## Data
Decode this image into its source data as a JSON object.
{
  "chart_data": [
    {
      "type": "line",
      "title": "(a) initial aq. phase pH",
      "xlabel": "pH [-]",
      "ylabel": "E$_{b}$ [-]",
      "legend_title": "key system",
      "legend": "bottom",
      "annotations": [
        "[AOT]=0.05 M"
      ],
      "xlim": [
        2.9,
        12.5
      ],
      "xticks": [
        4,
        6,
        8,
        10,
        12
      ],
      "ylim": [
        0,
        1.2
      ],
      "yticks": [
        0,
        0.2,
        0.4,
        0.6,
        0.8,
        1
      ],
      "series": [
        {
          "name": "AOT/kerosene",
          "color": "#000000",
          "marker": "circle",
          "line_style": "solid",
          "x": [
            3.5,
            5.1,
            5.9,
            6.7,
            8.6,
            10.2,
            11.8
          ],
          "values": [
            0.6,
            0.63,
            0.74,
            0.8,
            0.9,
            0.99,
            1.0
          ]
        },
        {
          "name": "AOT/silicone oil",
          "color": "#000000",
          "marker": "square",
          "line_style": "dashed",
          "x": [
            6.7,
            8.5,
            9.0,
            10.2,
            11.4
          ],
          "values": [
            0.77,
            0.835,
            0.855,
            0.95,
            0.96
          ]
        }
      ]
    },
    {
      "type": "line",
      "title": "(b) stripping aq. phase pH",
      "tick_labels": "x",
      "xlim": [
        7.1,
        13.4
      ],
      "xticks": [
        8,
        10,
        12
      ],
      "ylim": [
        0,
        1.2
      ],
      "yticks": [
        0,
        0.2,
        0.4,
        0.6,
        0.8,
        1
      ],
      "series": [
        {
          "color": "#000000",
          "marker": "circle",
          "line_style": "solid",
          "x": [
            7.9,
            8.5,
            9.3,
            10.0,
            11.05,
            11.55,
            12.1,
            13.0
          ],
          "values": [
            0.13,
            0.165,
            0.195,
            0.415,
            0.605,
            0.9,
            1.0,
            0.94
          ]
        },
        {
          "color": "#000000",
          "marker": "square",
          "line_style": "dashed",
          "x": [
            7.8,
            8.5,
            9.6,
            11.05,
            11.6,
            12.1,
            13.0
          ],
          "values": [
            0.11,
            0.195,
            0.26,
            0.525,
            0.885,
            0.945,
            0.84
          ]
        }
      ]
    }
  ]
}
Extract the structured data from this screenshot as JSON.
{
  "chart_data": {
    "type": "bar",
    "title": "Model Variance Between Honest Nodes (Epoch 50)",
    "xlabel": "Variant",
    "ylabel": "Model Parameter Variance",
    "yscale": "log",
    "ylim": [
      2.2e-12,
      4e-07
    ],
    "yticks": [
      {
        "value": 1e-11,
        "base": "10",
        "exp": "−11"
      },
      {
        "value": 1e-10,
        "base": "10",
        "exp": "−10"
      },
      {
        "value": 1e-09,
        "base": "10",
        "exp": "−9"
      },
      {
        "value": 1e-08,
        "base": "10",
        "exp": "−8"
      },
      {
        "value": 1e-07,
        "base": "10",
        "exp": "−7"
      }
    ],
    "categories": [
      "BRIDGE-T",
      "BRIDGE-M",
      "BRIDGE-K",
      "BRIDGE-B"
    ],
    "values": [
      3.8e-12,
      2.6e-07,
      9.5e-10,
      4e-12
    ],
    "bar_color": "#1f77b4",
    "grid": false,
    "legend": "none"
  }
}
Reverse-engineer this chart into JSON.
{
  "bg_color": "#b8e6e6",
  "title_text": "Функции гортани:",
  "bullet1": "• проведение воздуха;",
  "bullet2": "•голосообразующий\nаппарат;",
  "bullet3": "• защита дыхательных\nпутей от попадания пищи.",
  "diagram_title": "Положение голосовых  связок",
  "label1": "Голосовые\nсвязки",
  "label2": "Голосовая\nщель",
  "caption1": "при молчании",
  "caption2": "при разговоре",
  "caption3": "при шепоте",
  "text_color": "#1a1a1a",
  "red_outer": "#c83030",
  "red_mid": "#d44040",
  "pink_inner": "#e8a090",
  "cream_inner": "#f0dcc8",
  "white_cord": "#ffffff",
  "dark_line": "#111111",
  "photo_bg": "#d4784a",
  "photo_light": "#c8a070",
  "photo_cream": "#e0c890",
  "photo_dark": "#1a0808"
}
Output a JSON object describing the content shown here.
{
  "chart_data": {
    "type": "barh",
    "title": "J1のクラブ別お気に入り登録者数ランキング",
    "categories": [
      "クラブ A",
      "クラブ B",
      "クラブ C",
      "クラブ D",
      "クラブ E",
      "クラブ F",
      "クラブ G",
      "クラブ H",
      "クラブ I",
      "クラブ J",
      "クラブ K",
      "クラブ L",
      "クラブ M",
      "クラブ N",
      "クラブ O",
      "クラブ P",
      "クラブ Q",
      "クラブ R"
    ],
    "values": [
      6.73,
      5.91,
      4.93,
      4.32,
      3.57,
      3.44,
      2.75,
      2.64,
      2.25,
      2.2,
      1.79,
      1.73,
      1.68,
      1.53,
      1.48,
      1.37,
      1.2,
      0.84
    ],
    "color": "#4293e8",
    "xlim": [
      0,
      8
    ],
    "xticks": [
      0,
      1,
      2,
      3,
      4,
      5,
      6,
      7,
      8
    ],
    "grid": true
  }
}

## What the exercise asks
Your task is to output all of the data above word for word.

## Problem solution
Decode this image into its source data as a JSON object.
{
  "chart_data": [
    {
      "type": "line",
      "title": "(a) initial aq. phase pH",
      "xlabel": "pH [-]",
      "ylabel": "E$_{b}$ [-]",
      "legend_title": "key system",
      "legend": "bottom",
      "annotations": [
        "[AOT]=0.05 M"
      ],
      "xlim": [
        2.9,
        12.5
      ],
      "xticks": [
        4,
        6,
        8,
        10,
        12
      ],
      "ylim": [
        0,
        1.2
      ],
      "yticks": [
        0,
        0.2,
        0.4,
        0.6,
        0.8,
        1
      ],
      "series": [
        {
          "name": "AOT/kerosene",
          "color": "#000000",
          "marker": "circle",
          "line_style": "solid",
          "x": [
            3.5,
            5.1,
            5.9,
            6.7,
            8.6,
            10.2,
            11.8
          ],
          "values": [
            0.6,
            0.63,
            0.74,
            0.8,
            0.9,
            0.99,
            1.0
          ]
        },
        {
          "name": "AOT/silicone oil",
          "color": "#000000",
          "marker": "square",
          "line_style": "dashed",
          "x": [
            6.7,
            8.5,
            9.0,
            10.2,
            11.4
          ],
          "values": [
            0.77,
            0.835,
            0.855,
            0.95,
            0.96
          ]
        }
      ]
    },
    {
      "type": "line",
      "title": "(b) stripping aq. phase pH",
      "tick_labels": "x",
      "xlim": [
        7.1,
        13.4
      ],
      "xticks": [
        8,
        10,
        12
      ],
      "ylim": [
        0,
        1.2
      ],
      "yticks": [
        0,
        0.2,
        0.4,
        0.6,
        0.8,
        1
      ],
      "series": [
        {
          "color": "#000000",
          "marker": "circle",
          "line_style": "solid",
          "x": [
            7.9,
            8.5,
            9.3,
            10.0,
            11.05,
            11.55,
            12.1,
            13.0
          ],
          "values": [
            0.13,
            0.165,
            0.195,
            0.415,
            0.605,
            0.9,
            1.0,
            0.94
          ]
        },
        {
          "color": "#000000",
          "marker": "square",
          "line_style": "dashed",
          "x": [
            7.8,
            8.5,
            9.6,
            11.05,
            11.6,
            12.1,
            13.0
          ],
          "values": [
            0.11,
            0.195,
            0.26,
            0.525,
            0.885,
            0.945,
            0.84
          ]
        }
      ]
    }
  ]
}
Extract the structured data from this screenshot as JSON.
{
  "chart_data": {
    "type": "bar",
    "title": "Model Variance Between Honest Nodes (Epoch 50)",
    "xlabel": "Variant",
    "ylabel": "Model Parameter Variance",
    "yscale": "log",
    "ylim": [
      2.2e-12,
      4e-07
    ],
    "yticks": [
      {
        "value": 1e-11,
        "base": "10",
        "exp": "−11"
      },
      {
        "value": 1e-10,
        "base": "10",
        "exp": "−10"
      },
      {
        "value": 1e-09,
        "base": "10",
        "exp": "−9"
      },
      {
        "value": 1e-08,
        "base": "10",
        "exp": "−8"
      },
      {
        "value": 1e-07,
        "base": "10",
        "exp": "−7"
      }
    ],
    "categories": [
      "BRIDGE-T",
      "BRIDGE-M",
      "BRIDGE-K",
      "BRIDGE-B"
    ],
    "values": [
      3.8e-12,
      2.6e-07,
      9.5e-10,
      4e-12
    ],
    "bar_color": "#1f77b4",
    "grid": false,
    "legend": "none"
  }
}
Reverse-engineer this chart into JSON.
{
  "bg_color": "#b8e6e6",
  "title_text": "Функции гортани:",
  "bullet1": "• проведение воздуха;",
  "bullet2": "•голосообразующий\nаппарат;",
  "bullet3": "• защита дыхательных\nпутей от попадания пищи.",
  "diagram_title": "Положение голосовых  связок",
  "label1": "Голосовые\nсвязки",
  "label2": "Голосовая\nщель",
  "caption1": "при молчании",
  "caption2": "при разговоре",
  "caption3": "при шепоте",
  "text_color": "#1a1a1a",
  "red_outer": "#c83030",
  "red_mid": "#d44040",
  "pink_inner": "#e8a090",
  "cream_inner": "#f0dcc8",
  "white_cord": "#ffffff",
  "dark_line": "#111111",
  "photo_bg": "#d4784a",
  "photo_light": "#c8a070",
  "photo_cream": "#e0c890",
  "photo_dark": "#1a0808"
}
Output a JSON object describing the content shown here.
{
  "chart_data": {
    "type": "barh",
    "title": "J1のクラブ別お気に入り登録者数ランキング",
    "categories": [
      "クラブ A",
      "クラブ B",
      "クラブ C",
      "クラブ D",
      "クラブ E",
      "クラブ F",
      "クラブ G",
      "クラブ H",
      "クラブ I",
      "クラブ J",
      "クラブ K",
      "クラブ L",
      "クラブ M",
      "クラブ N",
      "クラブ O",
      "クラブ P",
      "クラブ Q",
      "クラブ R"
    ],
    "values": [
      6.73,
      5.91,
      4.93,
      4.32,
      3.57,
      3.44,
      2.75,
      2.64,
      2.25,
      2.2,
      1.79,
      1.73,
      1.68,
      1.53,
      1.48,
      1.37,
      1.2,
      0.84
    ],
    "color": "#4293e8",
    "xlim": [
      0,
      8
    ],
    "xticks": [
      0,
      1,
      2,
      3,
      4,
      5,
      6,
      7,
      8
    ],
    "grid": true
  }
}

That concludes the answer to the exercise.